» **Stated task A**: Retype the passage of the LDC newsletter that opens with the words containing "Christopher Kotfila ~" and closes with "in speaker perception.".

» **Source extract**:
━━━━
Linguistic Data Consortium: broadcast training

Showing posts with label broadcast training. Show all posts

Monday, March 16, 2015

LDC 2015 March Newsletter

Spring 2015 LDC Data Scholarship recipients

2001 HUB5 English Evaluation update

New publications:

GALE Chinese-English Parallel Aligned Treebank -- Training

GALE Phase 3 and 4 Arabic Broadcast Conversation ParallelText

Mandarin-English Code-Switching in South-East Asia

_________________________________________________________________________

Spring 2015 LDC Data Scholarship recipients

Congratulations to the recipients of LDC's Spring 2015 data scholarships:

Christopher Kotfila ~ State University of New York, Albany (USA), PhD Candidate, Informatics. Christopher has been awarded copies of Message Understanding Conference and ACE 2005 SpatialML for his work in named entity extraction.

Ilia Markov ~ National Polytechnic University (Mexico), PhD candidate, Computer Science. Ilia has been awarded a copy of the ETS Corpus of Non-Native Written English for his work in native language identification

Matthew Nelson ~ Georgia State University (USA), MA candidate, Applied Linguistics. Matthew has been awarded a copy of TIMIT and Nationwide Speech for his work in speaker perception.

Meladianos Polykarpos ~ Athens University of Economics and Business (Greece), PhD candidate, Informatics. Meladianos has been awarded a copy of TDT5 Text and Topics/Annotations for his work in information retrieval.

Benjamin Schloss ~ Pennsylvania State University (USA), PhD candidate, Psychology. B
Benjamin has been awarded a copy of the ETS Corpus of Non-Native Written English for his work in semantics.

For program information visit the Data Scholarship page.

2001 HUB5 English Evaluation update

2001 HUB5 English Evaluation (LDC2002S13) now includes corresponding transcriptions. The transcripts are available as part of the web download for this data. Additionally, all HUB5 English catalog entries have been updated to reflect LDC's current standards for documentation and metadata.

New publications:

(1) GALE Chinese-English Parallel Aligned Treebank -- Training was developed by LDC and contains 229,249 tokens of word aligned Chinese and English parallel text with treebank annotations. This material was used as training data in the DARPA GALE (Global Autonomous Language Exploitation) program.

The Chinese source data was translated into English. Chinese and English treebank annotations were performed independently. The parallel texts were then word aligned. The material in this release corresponds to portions of the Chinese treebanked data in Chinese Treebank 6.0 (LDC2007T36) (CTB), OntoNotes 3.0 (LDC2009T24) and OntoNotes 4.0 (LDC2011T03).

This release consists of Chinese source broadcast programming (China Central TV, Phoenix TV), newswire (Xinhua News Agency) and web data collected by LDC. The distribution by genre, words, character tokens, treebank tokens and segments appears below:

Genre	Files	Words	CharTokens	CTBTokens	Segments
bc	10	57,571	86,356	60,270	3,328
nw	172	64,337	96,505	57,722	2,092
wb	86	30,925	46,388	31,240	1,321
Total	268	152,833	229,249	149,232	6,741

Note that all token counts are based on the Chinese data only. One token is equivalent to one character and one word is equivalent to 1.5 characters.
━━━━
» **Input data**:
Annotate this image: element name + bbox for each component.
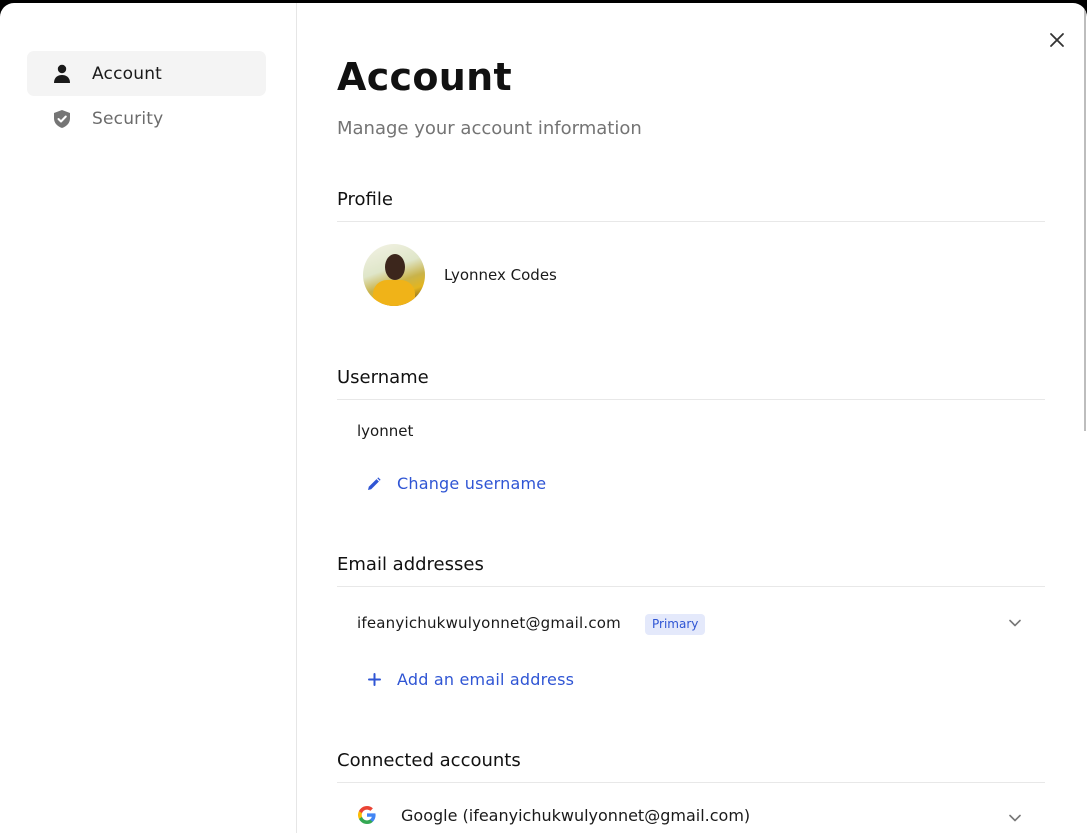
sidebar-item-label: Account xyxy=(92,63,163,84)
add-email-label: Add an email address xyxy=(397,670,575,689)
connected-account-label: Google (ifeanyichukwulyonnet@gmail.com) xyxy=(401,805,751,825)
connected-account-row[interactable]: Google (ifeanyichukwulyonnet@gmail.com) xyxy=(357,805,750,825)
pencil-icon xyxy=(367,476,381,491)
person-icon xyxy=(52,64,72,84)
change-username-label: Change username xyxy=(397,474,547,493)
change-username-button[interactable]: Change username xyxy=(367,474,546,493)
divider xyxy=(337,782,1045,783)
profile-section-title: Profile xyxy=(337,189,393,210)
page-subtitle: Manage your account information xyxy=(337,118,642,139)
page-title: Account xyxy=(337,55,512,99)
chevron-down-icon xyxy=(1008,808,1022,827)
account-modal: Account Security Account Manage your acc… xyxy=(0,3,1087,833)
sidebar-item-security[interactable]: Security xyxy=(27,96,266,141)
shield-check-icon xyxy=(52,109,72,129)
primary-badge: Primary xyxy=(645,614,706,635)
scrollbar[interactable] xyxy=(1084,3,1086,431)
email-section-title: Email addresses xyxy=(337,554,484,575)
connected-account-options-button[interactable] xyxy=(1005,807,1025,827)
username-section-title: Username xyxy=(337,367,429,388)
divider xyxy=(337,221,1045,222)
plus-icon xyxy=(367,673,381,687)
add-email-button[interactable]: Add an email address xyxy=(367,670,574,689)
sidebar-nav: Account Security xyxy=(0,3,297,833)
google-icon xyxy=(357,805,377,825)
close-button[interactable] xyxy=(1045,30,1069,54)
connected-section-title: Connected accounts xyxy=(337,750,521,771)
username-value: lyonnet xyxy=(357,422,414,440)
avatar[interactable] xyxy=(363,244,425,306)
divider xyxy=(337,586,1045,587)
email-options-button[interactable] xyxy=(1005,612,1025,632)
divider xyxy=(337,399,1045,400)
sidebar-item-account[interactable]: Account xyxy=(27,51,266,96)
chevron-down-icon xyxy=(1008,613,1022,632)
email-address: ifeanyichukwulyonnet@gmail.com xyxy=(357,614,621,632)
sidebar-item-label: Security xyxy=(92,108,164,129)
profile-name: Lyonnex Codes xyxy=(444,266,557,284)
close-icon xyxy=(1049,32,1065,52)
━━━━
» **Stated task B**: Put the part of the listing that opens with the line containing "sidebar-item-label: Account xyxy=(92,63,163,84)" and closes with the line containing "Google (ifeanyichukwulyonnet@gmail.com) xyxy=(357,805,750,825)" into a JSON list of strings, one string per line. Include both end lines and leave out blank lines.

» **Written response A**:
Christopher Kotfila ~ State University of New York, Albany (USA), PhD Candidate, Informatics. Christopher has been awarded copies of Message Understanding Conference and ACE 2005 SpatialML for his work in named entity extraction.

Ilia Markov ~ National Polytechnic University (Mexico), PhD candidate, Computer Science. Ilia has been awarded a copy of the ETS Corpus of Non-Native Written English for his work in native language identification

Matthew Nelson ~ Georgia State University (USA), MA candidate, Applied Linguistics. Matthew has been awarded a copy of TIMIT and Nationwide Speech for his work in speaker perception.

» **Written response B**:
[
  "sidebar-item-label: Account xyxy=(92,63,163,84)",
  "add-email-label: Add an email address xyxy=(397,670,575,689)",
  "connected-account-label: Google (ifeanyichukwulyonnet@gmail.com) xyxy=(401,805,751,825)",
  "connected-account-row[interactable]: Google (ifeanyichukwulyonnet@gmail.com) xyxy=(357,805,750,825)"
]